Each entry below should be echoed exactly, with pictures omitted.
— Start of Data section —
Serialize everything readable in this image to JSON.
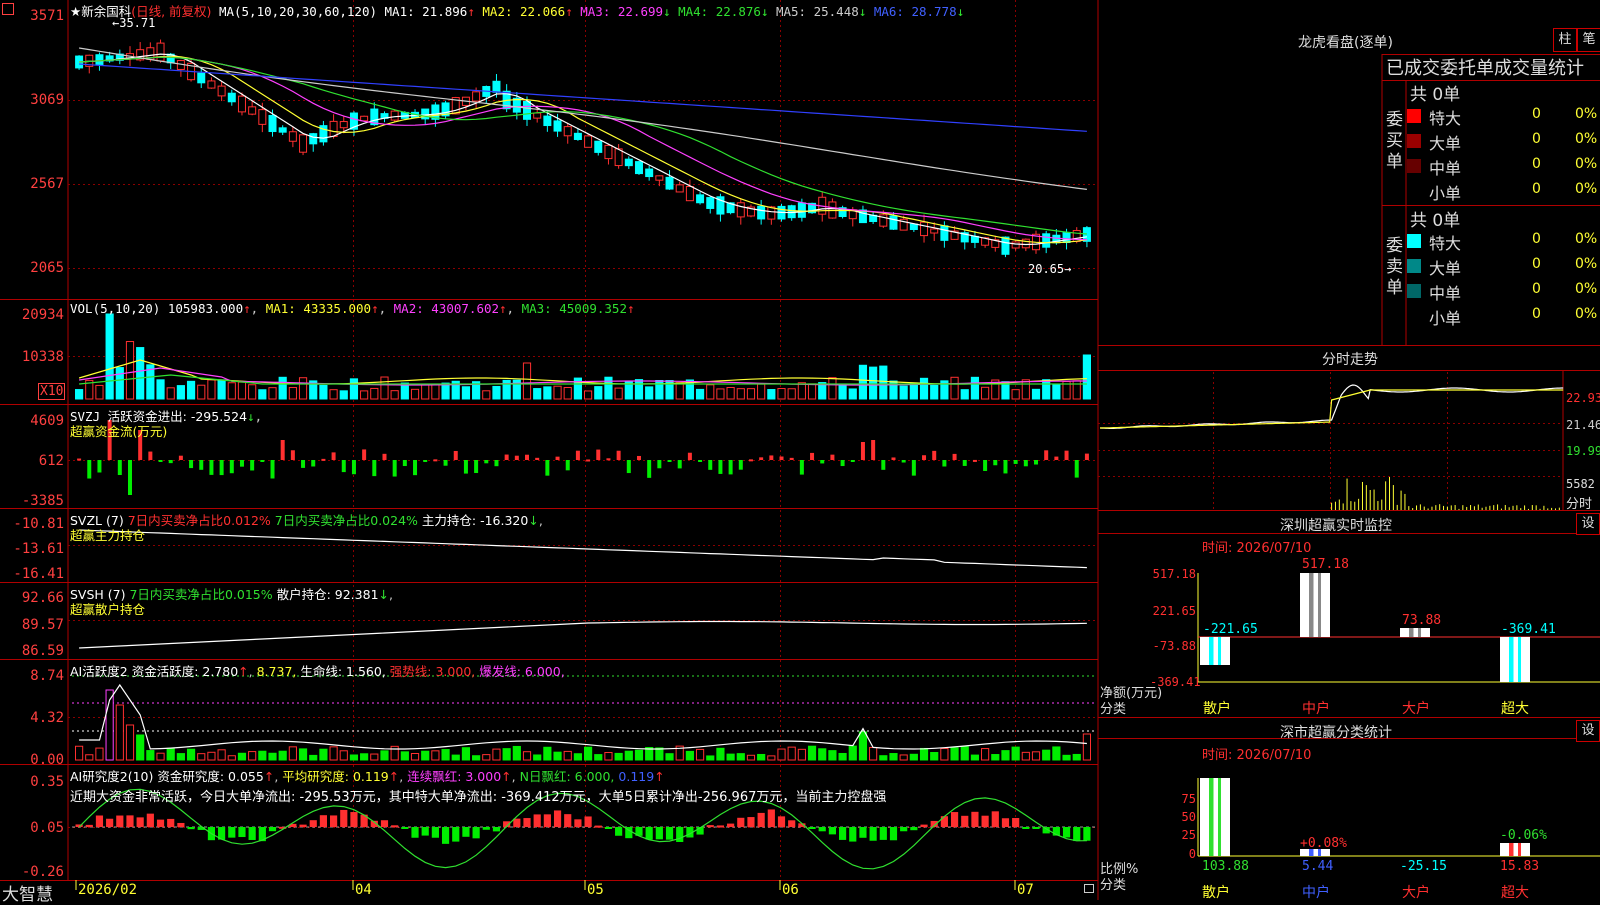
{
  "stock": {
    "name": "★新余国科",
    "period": "(日线, 前复权)",
    "ma_title": "MA(5,10,20,30,60,120)",
    "ma_values": [
      {
        "label": "MA1: 21.896",
        "arrow": "↑",
        "color": "#ffffff"
      },
      {
        "label": "MA2: 22.066",
        "arrow": "↑",
        "color": "#ffff33"
      },
      {
        "label": "MA3: 22.699",
        "arrow": "↓",
        "color": "#ff40ff"
      },
      {
        "label": "MA4: 22.876",
        "arrow": "↓",
        "color": "#30e030"
      },
      {
        "label": "MA5: 25.448",
        "arrow": "↓",
        "color": "#cccccc"
      },
      {
        "label": "MA6: 28.778",
        "arrow": "↓",
        "color": "#4060ff"
      }
    ],
    "high_label": "←35.71",
    "low_label": "20.65→"
  },
  "price_axis": [
    "3571",
    "3069",
    "2567",
    "2065"
  ],
  "vol": {
    "header": "VOL(5,10,20)",
    "value": "105983.000",
    "ma1": "MA1: 43335.000",
    "ma2": "MA2: 43007.602",
    "ma3": "MA3: 45009.352",
    "axis": [
      "20934",
      "10338"
    ],
    "unit": "X10"
  },
  "svzj": {
    "header": "SVZJ",
    "desc": "活跃资金进出: -295.524",
    "sub": "超赢资金流(万元)",
    "axis": [
      "4609",
      "612",
      "-3385"
    ]
  },
  "svzl": {
    "header": "SVZL (7)",
    "p1": "7日内买卖净占比0.012%",
    "p2": "7日内买卖净占比0.024%",
    "p3": "主力持仓: -16.320",
    "sub": "超赢主力持仓",
    "axis": [
      "-10.81",
      "-13.61",
      "-16.41"
    ]
  },
  "svsh": {
    "header": "SVSH (7)",
    "p1": "7日内买卖净占比0.015%",
    "p2": "散户持仓: 92.381",
    "sub": "超赢散户持仓",
    "axis": [
      "92.66",
      "89.57",
      "86.59"
    ]
  },
  "ai1": {
    "header": "AI活跃度2",
    "p1": "资金活跃度: 2.780",
    "p2": "8.737,",
    "p3": "生命线: 1.560,",
    "p4": "强势线: 3.000,",
    "p5": "爆发线: 6.000,",
    "axis": [
      "8.74",
      "4.32",
      "0.00"
    ]
  },
  "ai2": {
    "header": "AI研究度2(10)",
    "p1": "资金研究度: 0.055",
    "p2": "平均研究度: 0.119",
    "p3": "连续飘红: 3.000",
    "p4": "N日飘红: 6.000,",
    "p5": "0.119",
    "comment": "近期大资金非常活跃，今日大单净流出: -295.53万元，其中特大单净流出: -369.412万元，大单5日累计净出-256.967万元，当前主力控盘强",
    "axis": [
      "0.35",
      "0.05",
      "-0.26"
    ]
  },
  "x_axis": {
    "brand": "大智慧",
    "labels": [
      "2026/02",
      "04",
      "05",
      "06",
      "07"
    ]
  },
  "right": {
    "dragon_title": "龙虎看盘(逐单)",
    "btn_col": "柱",
    "btn_bi": "笔",
    "stat_title": "已成交委托单成交量统计",
    "buy_side": "委买单",
    "sell_side": "委卖单",
    "buy_total": "共 0单",
    "sell_total": "共 0单",
    "rows": [
      {
        "name": "特大",
        "v1": "0",
        "v2": "0%"
      },
      {
        "name": "大单",
        "v1": "0",
        "v2": "0%"
      },
      {
        "name": "中单",
        "v1": "0",
        "v2": "0%"
      },
      {
        "name": "小单",
        "v1": "0",
        "v2": "0%"
      }
    ],
    "intraday_title": "分时走势",
    "intraday_axis": [
      "22.93",
      "21.46",
      "19.99"
    ],
    "intraday_vol": "5582",
    "intraday_unit": "分时",
    "monitor_title": "深圳超赢实时监控",
    "monitor_setting": "设",
    "monitor_time": "时间: 2026/07/10",
    "monitor_axis": [
      "517.18",
      "221.65",
      "-73.88",
      "-369.41"
    ],
    "monitor_values": [
      "-221.65",
      "517.18",
      "73.88",
      "-369.41"
    ],
    "monitor_ylabel": "净额(万元)",
    "monitor_xlabel": "分类",
    "categories": [
      "散户",
      "中户",
      "大户",
      "超大"
    ],
    "class_title": "深市超赢分类统计",
    "class_setting": "设",
    "class_time": "时间: 2026/07/10",
    "class_axis": [
      "75",
      "50",
      "25",
      "0"
    ],
    "class_pct": [
      "+0.08%",
      "-0.06%"
    ],
    "class_values": [
      "103.88",
      "5.44",
      "-25.15",
      "15.83"
    ],
    "class_ylabel": "比例%",
    "class_xlabel": "分类"
  },
  "colors": {
    "up": "#ff3030",
    "down": "#00ffff",
    "grid": "#b00000"
  }
}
— End of Data section —
Finished exercise
Serialize everything readable in this image to JSON.
{
  "stock": {
    "name": "★新余国科",
    "period": "(日线, 前复权)",
    "ma_title": "MA(5,10,20,30,60,120)",
    "ma_values": [
      {
        "label": "MA1: 21.896",
        "arrow": "↑",
        "color": "#ffffff"
      },
      {
        "label": "MA2: 22.066",
        "arrow": "↑",
        "color": "#ffff33"
      },
      {
        "label": "MA3: 22.699",
        "arrow": "↓",
        "color": "#ff40ff"
      },
      {
        "label": "MA4: 22.876",
        "arrow": "↓",
        "color": "#30e030"
      },
      {
        "label": "MA5: 25.448",
        "arrow": "↓",
        "color": "#cccccc"
      },
      {
        "label": "MA6: 28.778",
        "arrow": "↓",
        "color": "#4060ff"
      }
    ],
    "high_label": "←35.71",
    "low_label": "20.65→"
  },
  "price_axis": [
    "3571",
    "3069",
    "2567",
    "2065"
  ],
  "vol": {
    "header": "VOL(5,10,20)",
    "value": "105983.000",
    "ma1": "MA1: 43335.000",
    "ma2": "MA2: 43007.602",
    "ma3": "MA3: 45009.352",
    "axis": [
      "20934",
      "10338"
    ],
    "unit": "X10"
  },
  "svzj": {
    "header": "SVZJ",
    "desc": "活跃资金进出: -295.524",
    "sub": "超赢资金流(万元)",
    "axis": [
      "4609",
      "612",
      "-3385"
    ]
  },
  "svzl": {
    "header": "SVZL (7)",
    "p1": "7日内买卖净占比0.012%",
    "p2": "7日内买卖净占比0.024%",
    "p3": "主力持仓: -16.320",
    "sub": "超赢主力持仓",
    "axis": [
      "-10.81",
      "-13.61",
      "-16.41"
    ]
  },
  "svsh": {
    "header": "SVSH (7)",
    "p1": "7日内买卖净占比0.015%",
    "p2": "散户持仓: 92.381",
    "sub": "超赢散户持仓",
    "axis": [
      "92.66",
      "89.57",
      "86.59"
    ]
  },
  "ai1": {
    "header": "AI活跃度2",
    "p1": "资金活跃度: 2.780",
    "p2": "8.737,",
    "p3": "生命线: 1.560,",
    "p4": "强势线: 3.000,",
    "p5": "爆发线: 6.000,",
    "axis": [
      "8.74",
      "4.32",
      "0.00"
    ]
  },
  "ai2": {
    "header": "AI研究度2(10)",
    "p1": "资金研究度: 0.055",
    "p2": "平均研究度: 0.119",
    "p3": "连续飘红: 3.000",
    "p4": "N日飘红: 6.000,",
    "p5": "0.119",
    "comment": "近期大资金非常活跃，今日大单净流出: -295.53万元，其中特大单净流出: -369.412万元，大单5日累计净出-256.967万元，当前主力控盘强",
    "axis": [
      "0.35",
      "0.05",
      "-0.26"
    ]
  },
  "x_axis": {
    "brand": "大智慧",
    "labels": [
      "2026/02",
      "04",
      "05",
      "06",
      "07"
    ]
  },
  "right": {
    "dragon_title": "龙虎看盘(逐单)",
    "btn_col": "柱",
    "btn_bi": "笔",
    "stat_title": "已成交委托单成交量统计",
    "buy_side": "委买单",
    "sell_side": "委卖单",
    "buy_total": "共 0单",
    "sell_total": "共 0单",
    "rows": [
      {
        "name": "特大",
        "v1": "0",
        "v2": "0%"
      },
      {
        "name": "大单",
        "v1": "0",
        "v2": "0%"
      },
      {
        "name": "中单",
        "v1": "0",
        "v2": "0%"
      },
      {
        "name": "小单",
        "v1": "0",
        "v2": "0%"
      }
    ],
    "intraday_title": "分时走势",
    "intraday_axis": [
      "22.93",
      "21.46",
      "19.99"
    ],
    "intraday_vol": "5582",
    "intraday_unit": "分时",
    "monitor_title": "深圳超赢实时监控",
    "monitor_setting": "设",
    "monitor_time": "时间: 2026/07/10",
    "monitor_axis": [
      "517.18",
      "221.65",
      "-73.88",
      "-369.41"
    ],
    "monitor_values": [
      "-221.65",
      "517.18",
      "73.88",
      "-369.41"
    ],
    "monitor_ylabel": "净额(万元)",
    "monitor_xlabel": "分类",
    "categories": [
      "散户",
      "中户",
      "大户",
      "超大"
    ],
    "class_title": "深市超赢分类统计",
    "class_setting": "设",
    "class_time": "时间: 2026/07/10",
    "class_axis": [
      "75",
      "50",
      "25",
      "0"
    ],
    "class_pct": [
      "+0.08%",
      "-0.06%"
    ],
    "class_values": [
      "103.88",
      "5.44",
      "-25.15",
      "15.83"
    ],
    "class_ylabel": "比例%",
    "class_xlabel": "分类"
  },
  "colors": {
    "up": "#ff3030",
    "down": "#00ffff",
    "grid": "#b00000"
  }
}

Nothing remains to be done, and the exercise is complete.